**Problem to solve**: Pull out every line containing the string "Harmonogram".

**Information shown**:
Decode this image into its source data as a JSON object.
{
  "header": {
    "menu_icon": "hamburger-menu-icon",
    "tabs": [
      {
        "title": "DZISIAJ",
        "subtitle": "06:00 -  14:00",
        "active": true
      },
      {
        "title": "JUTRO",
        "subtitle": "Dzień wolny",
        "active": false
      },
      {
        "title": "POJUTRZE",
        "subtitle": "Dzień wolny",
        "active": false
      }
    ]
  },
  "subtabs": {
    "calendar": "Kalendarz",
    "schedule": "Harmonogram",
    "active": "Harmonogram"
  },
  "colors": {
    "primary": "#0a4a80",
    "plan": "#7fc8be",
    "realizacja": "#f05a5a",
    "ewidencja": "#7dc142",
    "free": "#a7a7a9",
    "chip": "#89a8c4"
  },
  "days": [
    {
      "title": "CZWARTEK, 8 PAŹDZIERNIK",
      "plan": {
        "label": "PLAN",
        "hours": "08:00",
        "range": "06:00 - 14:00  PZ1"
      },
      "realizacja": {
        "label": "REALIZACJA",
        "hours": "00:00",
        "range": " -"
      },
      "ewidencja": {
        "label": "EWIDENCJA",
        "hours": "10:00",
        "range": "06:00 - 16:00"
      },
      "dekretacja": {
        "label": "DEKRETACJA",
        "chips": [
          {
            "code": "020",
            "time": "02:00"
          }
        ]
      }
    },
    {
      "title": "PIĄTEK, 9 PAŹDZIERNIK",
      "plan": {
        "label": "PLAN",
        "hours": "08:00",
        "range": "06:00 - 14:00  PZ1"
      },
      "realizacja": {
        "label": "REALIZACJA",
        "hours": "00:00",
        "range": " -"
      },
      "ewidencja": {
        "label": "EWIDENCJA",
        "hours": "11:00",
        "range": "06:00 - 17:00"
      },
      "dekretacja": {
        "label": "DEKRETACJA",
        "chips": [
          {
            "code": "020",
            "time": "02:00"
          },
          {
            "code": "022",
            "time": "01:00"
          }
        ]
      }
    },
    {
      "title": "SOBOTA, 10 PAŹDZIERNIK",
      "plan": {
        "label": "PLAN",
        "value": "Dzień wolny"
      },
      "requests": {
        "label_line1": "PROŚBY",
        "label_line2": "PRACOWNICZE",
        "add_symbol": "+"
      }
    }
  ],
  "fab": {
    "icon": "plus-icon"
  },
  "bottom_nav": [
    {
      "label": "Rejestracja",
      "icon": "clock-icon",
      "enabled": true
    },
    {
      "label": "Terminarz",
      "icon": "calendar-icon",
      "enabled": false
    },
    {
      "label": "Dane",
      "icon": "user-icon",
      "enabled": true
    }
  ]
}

**Result for this task**:
    "schedule": "Harmonogram",
    "active": "Harmonogram"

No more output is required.